=== WORK TO BE COMPLETED ===
An exact reprint of every record below is required, with the pictures left out.

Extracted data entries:
[Start of section]

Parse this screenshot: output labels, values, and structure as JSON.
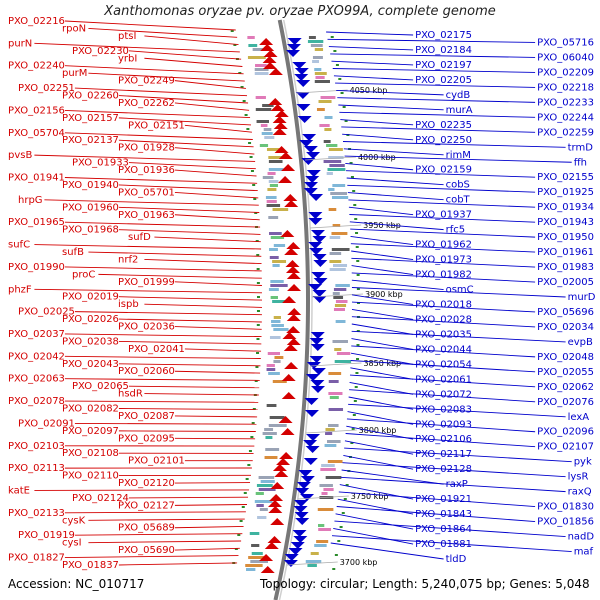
{
  "title": "Xanthomonas oryzae pv. oryzae PXO99A, complete genome",
  "footer": {
    "accession": "Accession: NC_010717",
    "topology": "Topology: circular; Length: 5,240,075 bp; Genes: 5,048"
  },
  "colors": {
    "left_strand": "#d40000",
    "right_strand": "#0000cc",
    "backbone": "#888888"
  },
  "scale_labels": [
    "4050 kbp",
    "4000 kbp",
    "3950 kbp",
    "3900 kbp",
    "3850 kbp",
    "3800 kbp",
    "3750 kbp",
    "3700 kbp"
  ],
  "left_labels": [
    "PXO_02216",
    "rpoN",
    "ptsI",
    "purN",
    "PXO_02230",
    "yrbI",
    "PXO_02240",
    "purM",
    "PXO_02249",
    "PXO_02251",
    "PXO_02260",
    "PXO_02262",
    "PXO_02156",
    "PXO_02157",
    "PXO_02151",
    "PXO_05704",
    "PXO_02137",
    "PXO_01928",
    "pvsB",
    "PXO_01933",
    "PXO_01936",
    "PXO_01941",
    "PXO_01940",
    "PXO_05701",
    "hrpG",
    "PXO_01960",
    "PXO_01963",
    "PXO_01965",
    "PXO_01968",
    "sufD",
    "sufC",
    "sufB",
    "nrf2",
    "PXO_01990",
    "proC",
    "PXO_01999",
    "phzF",
    "PXO_02019",
    "ispb",
    "PXO_02025",
    "PXO_02026",
    "PXO_02036",
    "PXO_02037",
    "PXO_02038",
    "PXO_02041",
    "PXO_02042",
    "PXO_02043",
    "PXO_02060",
    "PXO_02063",
    "PXO_02065",
    "hsdR",
    "PXO_02078",
    "PXO_02082",
    "PXO_02087",
    "PXO_02091",
    "PXO_02097",
    "PXO_02095",
    "PXO_02103",
    "PXO_02108",
    "PXO_02101",
    "PXO_02113",
    "PXO_02110",
    "PXO_02120",
    "katE",
    "PXO_02124",
    "PXO_02127",
    "PXO_02133",
    "cysK",
    "PXO_05689",
    "PXO_01919",
    "cysI",
    "PXO_05690",
    "PXO_01827",
    "PXO_01837"
  ],
  "right_labels": [
    "PXO_02175",
    "PXO_05716",
    "PXO_02184",
    "PXO_06040",
    "PXO_02197",
    "PXO_02209",
    "PXO_02205",
    "PXO_02218",
    "cydB",
    "PXO_02233",
    "murA",
    "PXO_02244",
    "PXO_02235",
    "PXO_02259",
    "PXO_02250",
    "trmD",
    "rimM",
    "ffh",
    "PXO_02159",
    "PXO_02155",
    "cobS",
    "PXO_01925",
    "cobT",
    "PXO_01934",
    "PXO_01937",
    "PXO_01943",
    "rfc5",
    "PXO_01950",
    "PXO_01962",
    "PXO_01961",
    "PXO_01973",
    "PXO_01983",
    "PXO_01982",
    "PXO_02005",
    "osmC",
    "murD",
    "PXO_02018",
    "PXO_05696",
    "PXO_02028",
    "PXO_02034",
    "PXO_02035",
    "evpB",
    "PXO_02044",
    "PXO_02048",
    "PXO_02054",
    "PXO_02055",
    "PXO_02061",
    "PXO_02062",
    "PXO_02072",
    "PXO_02076",
    "PXO_02083",
    "lexA",
    "PXO_02093",
    "PXO_02096",
    "PXO_02106",
    "PXO_02107",
    "PXO_02117",
    "pyk",
    "PXO_02128",
    "lysR",
    "raxP",
    "raxQ",
    "PXO_01921",
    "PXO_01830",
    "PXO_01843",
    "PXO_01856",
    "PXO_01864",
    "nadD",
    "PXO_01881",
    "maf",
    "tldD"
  ]
}
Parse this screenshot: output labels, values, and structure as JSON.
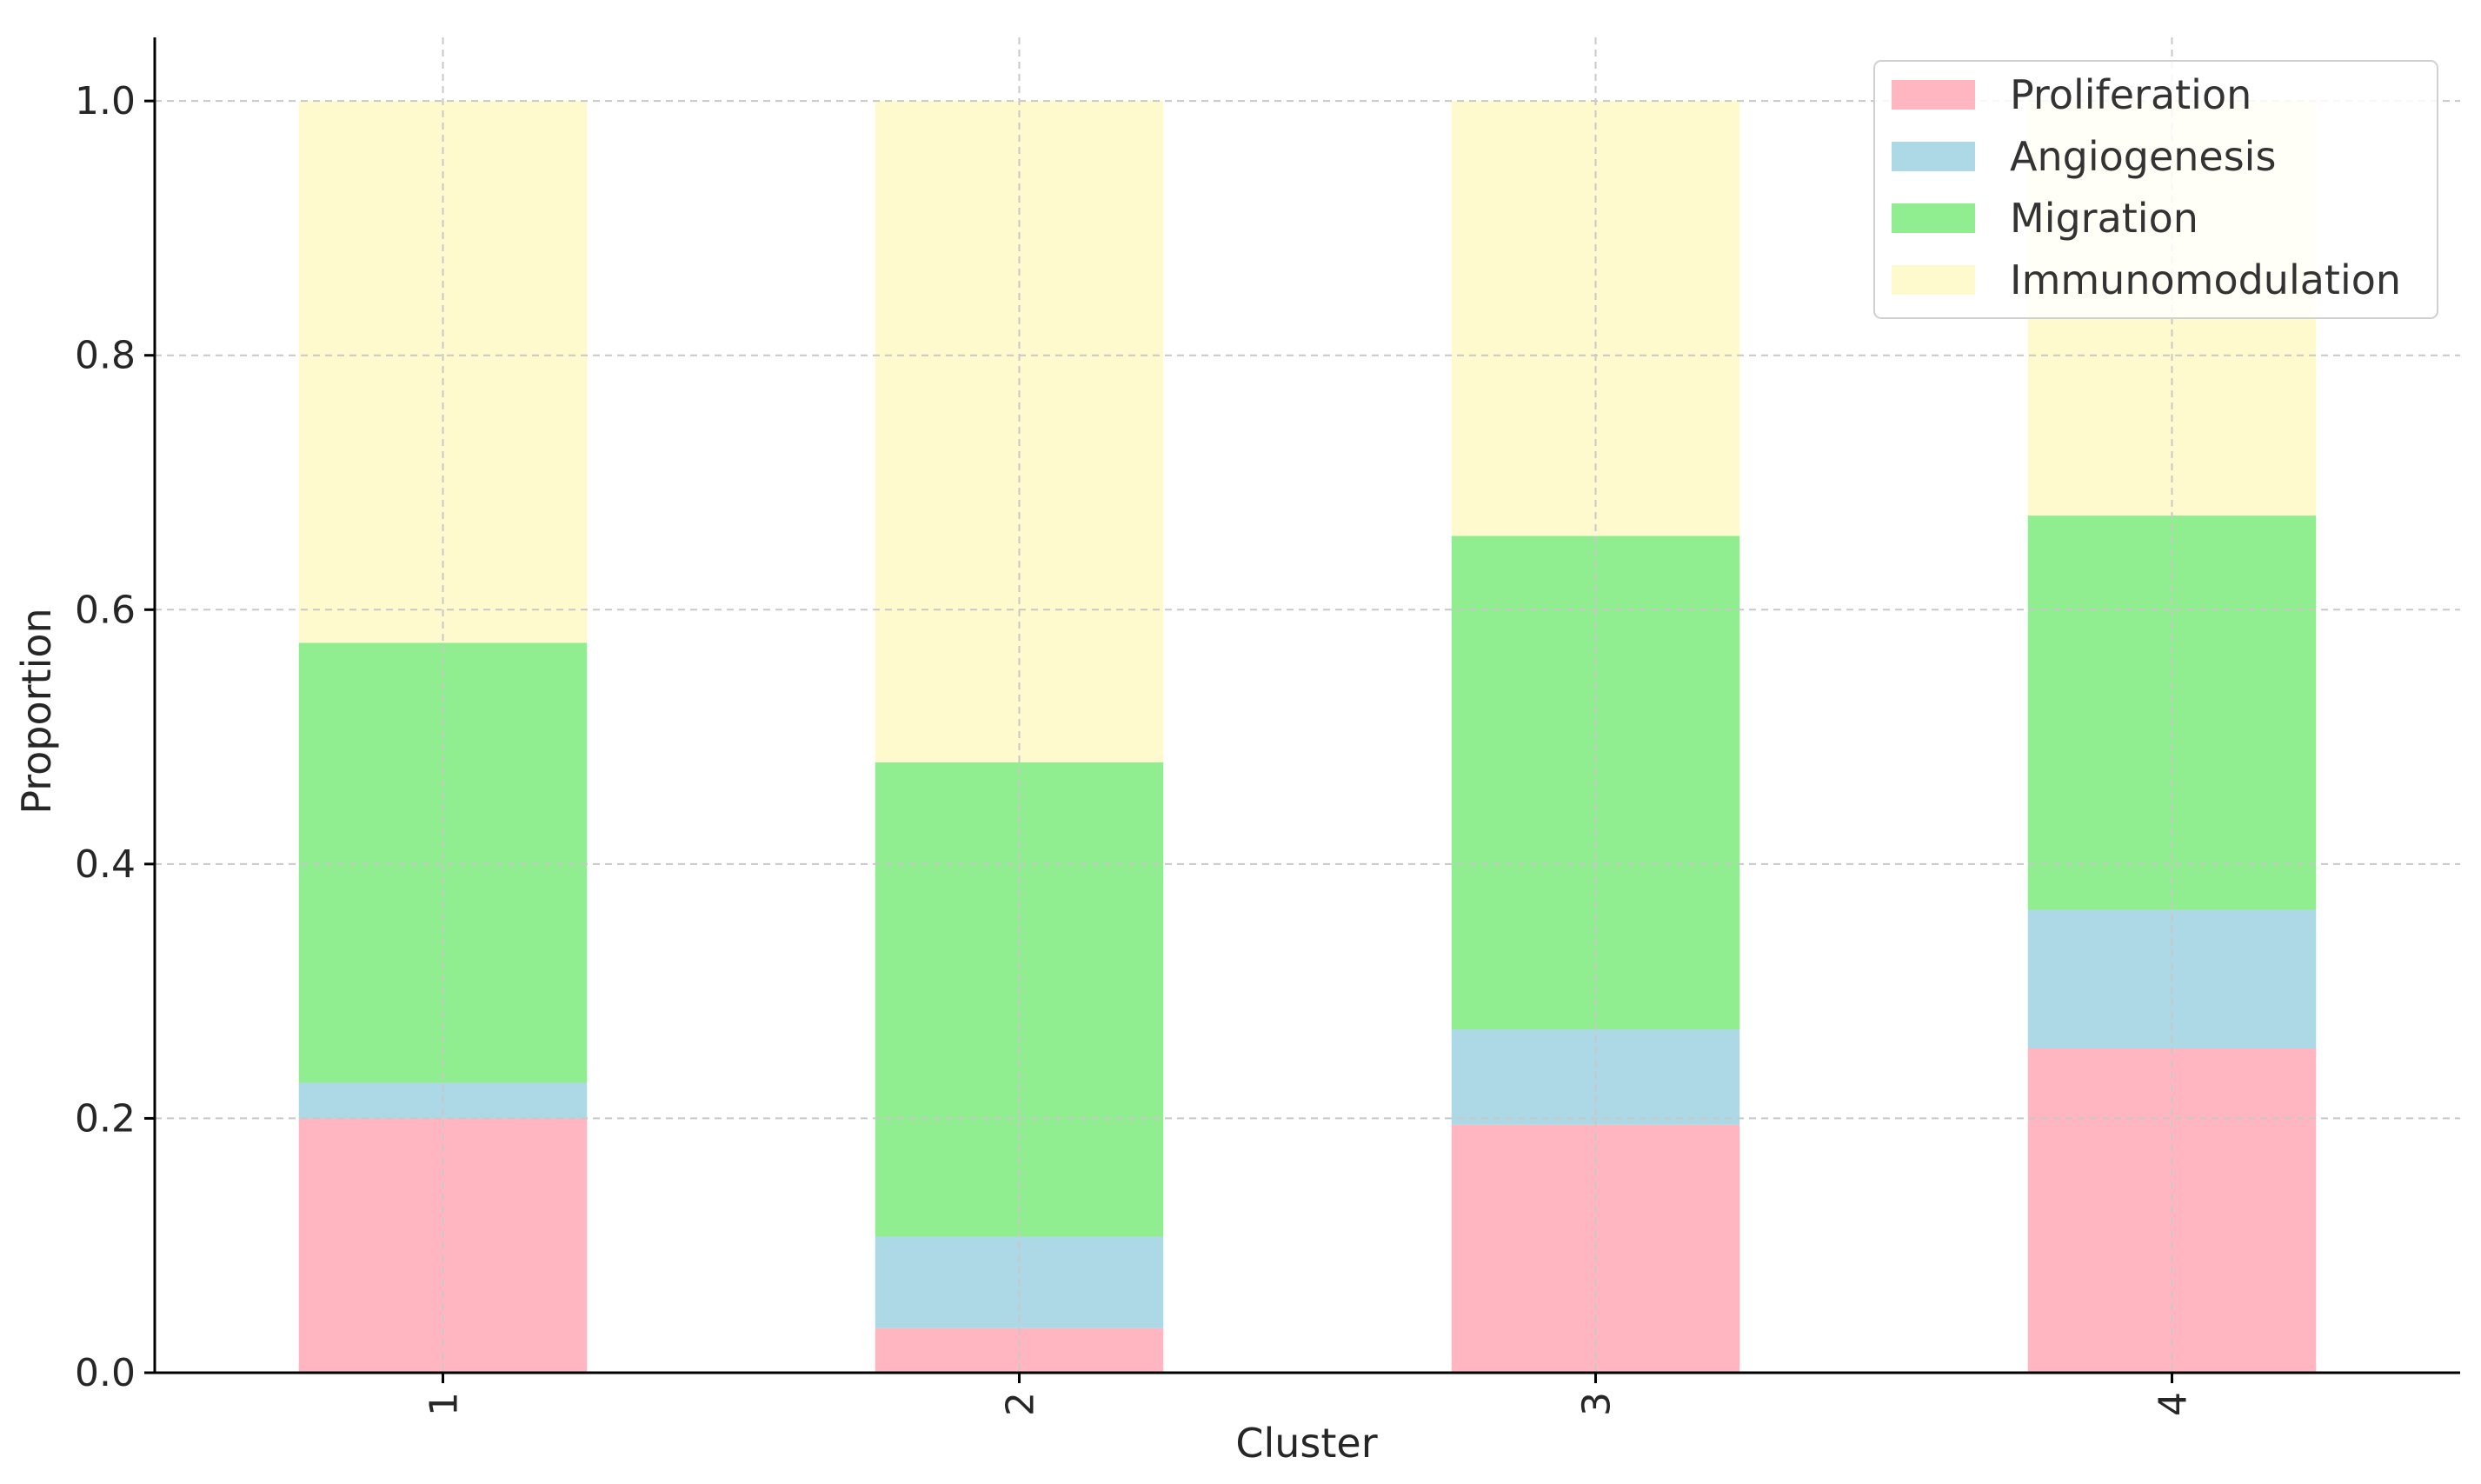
{
  "chart_data": {
    "type": "bar",
    "stacked": true,
    "orientation": "vertical",
    "title": "",
    "xlabel": "Cluster",
    "ylabel": "Proportion",
    "categories": [
      "1",
      "2",
      "3",
      "4"
    ],
    "ylim": [
      0,
      1.05
    ],
    "yticks": [
      "0.0",
      "0.2",
      "0.4",
      "0.6",
      "0.8",
      "1.0"
    ],
    "grid": true,
    "legend_position": "top-right",
    "series": [
      {
        "name": "Proliferation",
        "color": "#FFB6C1",
        "values": [
          0.2,
          0.035,
          0.195,
          0.255
        ]
      },
      {
        "name": "Angiogenesis",
        "color": "#ADD8E6",
        "values": [
          0.028,
          0.072,
          0.075,
          0.109
        ]
      },
      {
        "name": "Migration",
        "color": "#90EE90",
        "values": [
          0.346,
          0.373,
          0.388,
          0.31
        ]
      },
      {
        "name": "Immunomodulation",
        "color": "#FFFACD",
        "values": [
          0.426,
          0.52,
          0.342,
          0.326
        ]
      }
    ]
  }
}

[End of section]

=== RESPONSE TO THE TASK ===
Parse this screenshot: output labels, values, and structure as JSON.
{
  "title": "Xanthomonas oryzae pv. oryzae PXO99A, complete genome",
  "footer": {
    "accession": "Accession: NC_010717",
    "topology": "Topology: circular; Length: 5,240,075 bp; Genes: 5,048"
  },
  "colors": {
    "left_strand": "#d40000",
    "right_strand": "#0000cc",
    "backbone": "#888888"
  },
  "scale_labels": [
    "4050 kbp",
    "4000 kbp",
    "3950 kbp",
    "3900 kbp",
    "3850 kbp",
    "3800 kbp",
    "3750 kbp",
    "3700 kbp"
  ],
  "left_labels": [
    "PXO_02216",
    "rpoN",
    "ptsI",
    "purN",
    "PXO_02230",
    "yrbI",
    "PXO_02240",
    "purM",
    "PXO_02249",
    "PXO_02251",
    "PXO_02260",
    "PXO_02262",
    "PXO_02156",
    "PXO_02157",
    "PXO_02151",
    "PXO_05704",
    "PXO_02137",
    "PXO_01928",
    "pvsB",
    "PXO_01933",
    "PXO_01936",
    "PXO_01941",
    "PXO_01940",
    "PXO_05701",
    "hrpG",
    "PXO_01960",
    "PXO_01963",
    "PXO_01965",
    "PXO_01968",
    "sufD",
    "sufC",
    "sufB",
    "nrf2",
    "PXO_01990",
    "proC",
    "PXO_01999",
    "phzF",
    "PXO_02019",
    "ispb",
    "PXO_02025",
    "PXO_02026",
    "PXO_02036",
    "PXO_02037",
    "PXO_02038",
    "PXO_02041",
    "PXO_02042",
    "PXO_02043",
    "PXO_02060",
    "PXO_02063",
    "PXO_02065",
    "hsdR",
    "PXO_02078",
    "PXO_02082",
    "PXO_02087",
    "PXO_02091",
    "PXO_02097",
    "PXO_02095",
    "PXO_02103",
    "PXO_02108",
    "PXO_02101",
    "PXO_02113",
    "PXO_02110",
    "PXO_02120",
    "katE",
    "PXO_02124",
    "PXO_02127",
    "PXO_02133",
    "cysK",
    "PXO_05689",
    "PXO_01919",
    "cysI",
    "PXO_05690",
    "PXO_01827",
    "PXO_01837"
  ],
  "right_labels": [
    "PXO_02175",
    "PXO_05716",
    "PXO_02184",
    "PXO_06040",
    "PXO_02197",
    "PXO_02209",
    "PXO_02205",
    "PXO_02218",
    "cydB",
    "PXO_02233",
    "murA",
    "PXO_02244",
    "PXO_02235",
    "PXO_02259",
    "PXO_02250",
    "trmD",
    "rimM",
    "ffh",
    "PXO_02159",
    "PXO_02155",
    "cobS",
    "PXO_01925",
    "cobT",
    "PXO_01934",
    "PXO_01937",
    "PXO_01943",
    "rfc5",
    "PXO_01950",
    "PXO_01962",
    "PXO_01961",
    "PXO_01973",
    "PXO_01983",
    "PXO_01982",
    "PXO_02005",
    "osmC",
    "murD",
    "PXO_02018",
    "PXO_05696",
    "PXO_02028",
    "PXO_02034",
    "PXO_02035",
    "evpB",
    "PXO_02044",
    "PXO_02048",
    "PXO_02054",
    "PXO_02055",
    "PXO_02061",
    "PXO_02062",
    "PXO_02072",
    "PXO_02076",
    "PXO_02083",
    "lexA",
    "PXO_02093",
    "PXO_02096",
    "PXO_02106",
    "PXO_02107",
    "PXO_02117",
    "pyk",
    "PXO_02128",
    "lysR",
    "raxP",
    "raxQ",
    "PXO_01921",
    "PXO_01830",
    "PXO_01843",
    "PXO_01856",
    "PXO_01864",
    "nadD",
    "PXO_01881",
    "maf",
    "tldD"
  ]
}
Parse this screenshot: output labels, values, and structure as JSON.
{
  "chart_data": {
    "type": "bar",
    "stacked": true,
    "orientation": "vertical",
    "title": "",
    "xlabel": "Cluster",
    "ylabel": "Proportion",
    "categories": [
      "1",
      "2",
      "3",
      "4"
    ],
    "ylim": [
      0,
      1.05
    ],
    "yticks": [
      "0.0",
      "0.2",
      "0.4",
      "0.6",
      "0.8",
      "1.0"
    ],
    "grid": true,
    "legend_position": "top-right",
    "series": [
      {
        "name": "Proliferation",
        "color": "#FFB6C1",
        "values": [
          0.2,
          0.035,
          0.195,
          0.255
        ]
      },
      {
        "name": "Angiogenesis",
        "color": "#ADD8E6",
        "values": [
          0.028,
          0.072,
          0.075,
          0.109
        ]
      },
      {
        "name": "Migration",
        "color": "#90EE90",
        "values": [
          0.346,
          0.373,
          0.388,
          0.31
        ]
      },
      {
        "name": "Immunomodulation",
        "color": "#FFFACD",
        "values": [
          0.426,
          0.52,
          0.342,
          0.326
        ]
      }
    ]
  }
}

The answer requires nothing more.